» **REQUIREMENT**
Report only how many lines hold the word "японское".

» **TASK DATA**
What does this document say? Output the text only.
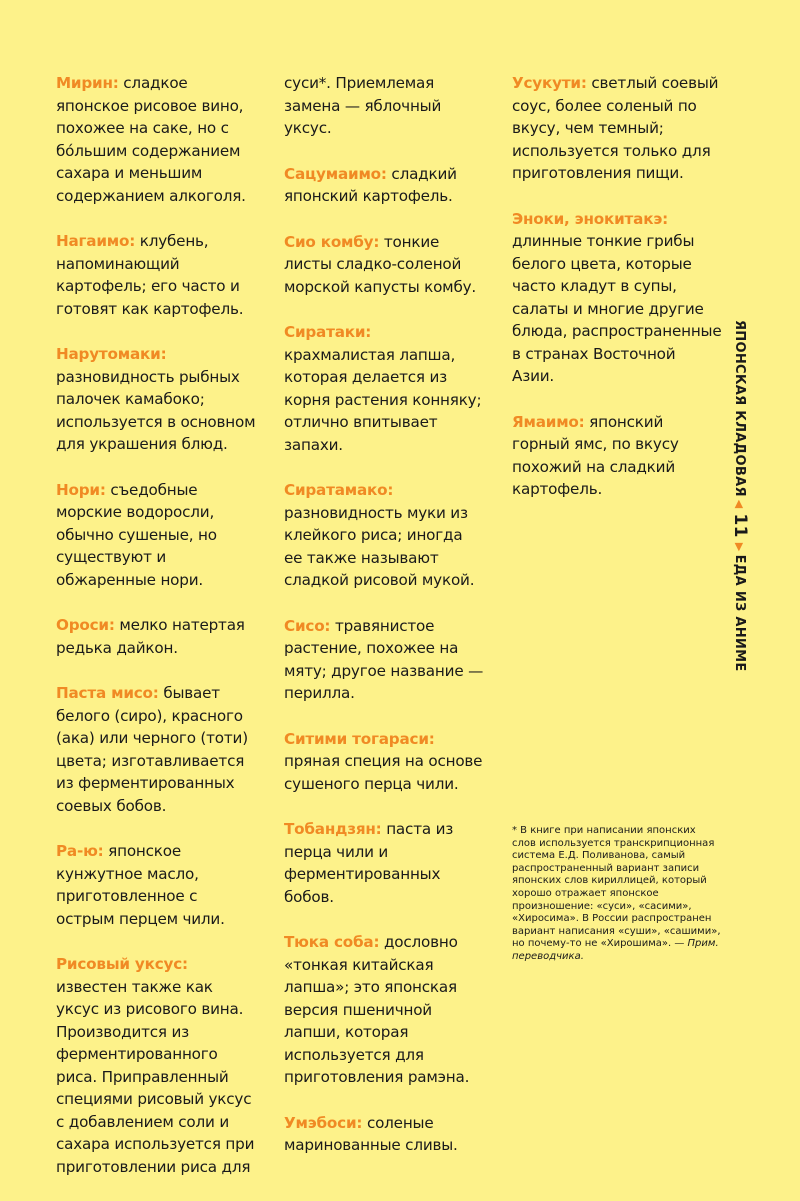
Мирин: сладкое японское рисовое вино, похожее на саке, но с бо́льшим содержанием сахара и меньшим содержанием алкоголя.

Нагаимо: клубень, напоминающий картофель; его часто и готовят как картофель.

Нарутомаки: разновидность рыбных палочек камабоко; используется в основном для украшения блюд.

Нори: съедобные морские водоросли, обычно сушеные, но существуют и обжаренные нори.

Ороси: мелко натертая редька дайкон.

Паста мисо: бывает белого (сиро), красного (ака) или черного (тоти) цвета; изготавливается из ферментированных соевых бобов.

Ра-ю: японское кунжутное масло, приготовленное с острым перцем чили.

Рисовый уксус: известен также как уксус из рисового вина. Производится из ферментированного риса. Приправленный специями рисовый уксус с добавлением соли и сахара используется при приготовлении риса для

суси*. Приемлемая замена — яблочный уксус.

Сацумаимо: сладкий японский картофель.

Сио комбу: тонкие листы сладко-соленой морской капусты комбу.

Сиратаки: крахмалистая лапша, которая делается из корня растения конняку; отлично впитывает запахи.

Сиратамако: разновидность муки из клейкого риса; иногда ее также называют сладкой рисовой мукой.

Сисо: травянистое растение, похожее на мяту; другое название — перилла.

Ситими тогараси: пряная специя на основе сушеного перца чили.

Тобандзян: паста из перца чили и ферментированных бобов.

Тюка соба: дословно «тонкая китайская лапша»; это японская версия пшеничной лапши, которая используется для приготовления рамэна.

Умэбоси: соленые маринованные сливы.

Усукути: светлый соевый соус, более соленый по вкусу, чем темный; используется только для приготовления пищи.

Эноки, энокитакэ: длинные тонкие грибы белого цвета, которые часто кладут в супы, салаты и многие другие блюда, распространенные в странах Восточной Азии.

Ямаимо: японский горный ямс, по вкусу похожий на сладкий картофель.

* В книге при написании японских слов используется транскрипционная система Е.Д. Поливанова, самый распространенный вариант записи японских слов кириллицей, который хорошо отражает японское произношение: «суси», «сасими», «Хиросима». В России распространен вариант написания «суши», «сашими», но почему-то не «Хирошима». — Прим. переводчика.
ЯПОНСКАЯ КЛАДОВАЯ
◀
11
▶
ЕДА ИЗ АНИМЕ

» **TASK ANSWER**
3